Reading passage:
<<<<
Why Landing On The ‘Best Schools’ List Is Not Something To Celebrate

September 04, 2020 | Neema Avashia

Randolph Public School buses parked behind the high school. Randolph High School ranked 114th in Boston Magazine's most recent ranking. (Robin Lubbock/WBUR)
Randolph Public School buses parked behind the high school. Randolph High School ranked 114th in Boston Magazine’s most recent ranking. (Robin Lubbock/WBUR)

This week, Boston Magazine released their annual list of the “Best Public High Schools in Greater Boston” — or rather, the best schools in the geographic vicinity in and around 495. The list measures 149 schools on the basis of things like class size, test scores and student-teacher ratio.

Number 1 on the list this year? Acton-Boxborough.

Number 149 on the list? Madison Park Technical Vocational High School. (Madison Park is in the Boston Public Schools, where I am a 17-year veteran teacher.)

Let’s consider these two schools side by side for a moment: At Acton-Boxborough, 7.1% of students fall in the category identified by the Massachusetts Department of Elementary and Secondary Education as “economically disadvantaged” — a term used to describe students who are eligible for free or reduced-price meals as determined under the school lunch act; who is in a household receiving SNAP or TANF assistance; or who is homeless, migrant or in foster care.
>>>>
Structured page parsing data:
<<<<
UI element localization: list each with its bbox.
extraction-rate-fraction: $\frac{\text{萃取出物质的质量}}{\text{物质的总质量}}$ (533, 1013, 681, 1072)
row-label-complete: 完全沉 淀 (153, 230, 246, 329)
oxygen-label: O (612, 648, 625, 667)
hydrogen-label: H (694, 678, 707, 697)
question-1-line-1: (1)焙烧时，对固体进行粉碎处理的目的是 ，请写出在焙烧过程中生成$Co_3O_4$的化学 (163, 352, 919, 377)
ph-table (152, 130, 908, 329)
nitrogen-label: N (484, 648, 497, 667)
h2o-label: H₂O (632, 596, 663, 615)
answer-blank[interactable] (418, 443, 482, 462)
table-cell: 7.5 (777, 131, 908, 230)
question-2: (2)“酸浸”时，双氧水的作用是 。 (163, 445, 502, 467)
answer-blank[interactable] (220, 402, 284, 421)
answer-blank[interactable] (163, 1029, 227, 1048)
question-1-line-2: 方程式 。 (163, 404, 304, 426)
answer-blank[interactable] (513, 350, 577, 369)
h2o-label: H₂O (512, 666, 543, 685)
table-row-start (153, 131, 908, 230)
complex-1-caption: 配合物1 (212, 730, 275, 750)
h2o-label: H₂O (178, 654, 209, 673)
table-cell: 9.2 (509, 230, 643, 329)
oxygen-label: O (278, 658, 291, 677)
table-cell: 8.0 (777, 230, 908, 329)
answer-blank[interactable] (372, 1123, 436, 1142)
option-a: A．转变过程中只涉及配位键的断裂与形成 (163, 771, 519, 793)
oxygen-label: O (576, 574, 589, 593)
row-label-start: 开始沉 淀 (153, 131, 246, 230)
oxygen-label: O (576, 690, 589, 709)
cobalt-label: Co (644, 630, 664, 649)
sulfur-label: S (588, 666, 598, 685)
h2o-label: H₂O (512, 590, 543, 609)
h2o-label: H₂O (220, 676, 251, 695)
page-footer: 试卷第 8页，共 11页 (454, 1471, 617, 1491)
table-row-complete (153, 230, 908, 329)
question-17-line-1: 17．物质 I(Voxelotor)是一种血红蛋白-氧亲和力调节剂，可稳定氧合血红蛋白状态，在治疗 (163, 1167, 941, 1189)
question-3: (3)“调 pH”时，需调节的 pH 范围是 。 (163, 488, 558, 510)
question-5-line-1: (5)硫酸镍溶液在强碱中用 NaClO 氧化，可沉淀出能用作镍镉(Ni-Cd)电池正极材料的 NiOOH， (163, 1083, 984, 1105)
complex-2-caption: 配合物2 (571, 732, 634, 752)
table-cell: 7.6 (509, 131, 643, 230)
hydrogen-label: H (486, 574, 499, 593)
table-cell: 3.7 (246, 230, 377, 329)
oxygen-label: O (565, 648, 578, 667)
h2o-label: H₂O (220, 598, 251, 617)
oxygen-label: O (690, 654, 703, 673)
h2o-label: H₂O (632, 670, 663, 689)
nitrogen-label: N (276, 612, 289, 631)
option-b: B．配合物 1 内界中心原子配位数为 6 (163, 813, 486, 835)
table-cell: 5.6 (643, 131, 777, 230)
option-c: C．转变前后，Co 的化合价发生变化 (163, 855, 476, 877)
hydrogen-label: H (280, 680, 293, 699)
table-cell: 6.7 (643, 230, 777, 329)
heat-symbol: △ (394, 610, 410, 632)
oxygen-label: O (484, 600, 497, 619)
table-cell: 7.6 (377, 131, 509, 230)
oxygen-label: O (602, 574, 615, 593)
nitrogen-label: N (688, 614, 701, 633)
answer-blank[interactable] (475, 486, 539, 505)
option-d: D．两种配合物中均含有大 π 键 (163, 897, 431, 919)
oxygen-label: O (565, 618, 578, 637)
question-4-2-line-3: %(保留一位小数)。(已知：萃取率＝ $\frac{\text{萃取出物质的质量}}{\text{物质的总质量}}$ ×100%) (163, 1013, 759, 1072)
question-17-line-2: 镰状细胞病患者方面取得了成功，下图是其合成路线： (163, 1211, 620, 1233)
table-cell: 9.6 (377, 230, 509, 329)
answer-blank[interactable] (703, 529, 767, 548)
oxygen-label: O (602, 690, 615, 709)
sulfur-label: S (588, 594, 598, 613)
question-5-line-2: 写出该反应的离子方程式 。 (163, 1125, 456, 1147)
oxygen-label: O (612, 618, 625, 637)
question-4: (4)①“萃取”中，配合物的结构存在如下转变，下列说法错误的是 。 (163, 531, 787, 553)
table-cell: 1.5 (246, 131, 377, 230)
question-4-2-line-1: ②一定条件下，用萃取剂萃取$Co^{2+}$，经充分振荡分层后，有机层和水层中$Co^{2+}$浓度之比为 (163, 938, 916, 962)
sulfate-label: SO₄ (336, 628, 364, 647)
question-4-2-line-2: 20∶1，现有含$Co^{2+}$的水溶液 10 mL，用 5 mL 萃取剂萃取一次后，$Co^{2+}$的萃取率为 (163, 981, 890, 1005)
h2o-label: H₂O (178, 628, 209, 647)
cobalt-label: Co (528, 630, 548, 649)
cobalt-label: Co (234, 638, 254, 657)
>>>>
Explore the material:
**1)** In the article on school rankings, what percentage of Acton-Boxborough students count as economically disadvantaged?
**2)** Write the next part of the article on school rankings, picking up right after its last sentence.
The rows have no connection to the article on school rankings.

Solved problems:
**1)** 7.1%

**2)**
At Madison Park, 74.1% of students fall into the economically disadvantaged category.

At Acton-Boxborough, Black and Latinx students — those most affected by the twin pandemics of COVID-19 and systemic inequality, make up just 8.6% of the school population.

At Madison Park, 93.5% of the students are from the Black and Latinx communities.

For too long, parents in America have been sold a bad bill of goods: that a school’s quality is tied to how segregated it is.

While I’ve admittedly chosen the extremes to prove my point, if you go school-by-school, the data continues to bear out.

This list, while claiming to measure academic quality, is actually measuring other factors: segregation and inequality. Opportunity hoarding and exclusion.

In the context of these twin pandemics, we have to reckon with what these rankings tell us about our values, and with the underlying conditions that create them.

For too long, parents in America have been sold a bad bill of goods: that a school’s quality is tied to how segregated it is. That the more we concentrate affluence, and hoard resources, the better. And the effects of that narrative — school segregation and economic inequality — grow more intense each year. Our democracy, in turn, erodes even further.

Brighton High School, pictured here, ranked 146th in Boston Magazine's most recent ranking. (Jesse Costa/WBUR)
Brighton High School, pictured here, ranked 146th in Boston Magazine’s most recent ranking. (Jesse Costa/WBUR)

Supreme Court Justice Thurgood Marshall wrote in 1974 — 17 years after the Brown decision came down, and the same year that court-mandated desegregation began in Boston, “Unless our children begin to learn together, there is little hope that our people will ever learn to live together.”

Yet, nearly 50 years later, here we are, with a list that lauds segregated educational environments.

Which leads me to wonder: what would it look like to interrogate the very existence of the “Best Schools” list — a list that completely ignores the realities of educational inequity?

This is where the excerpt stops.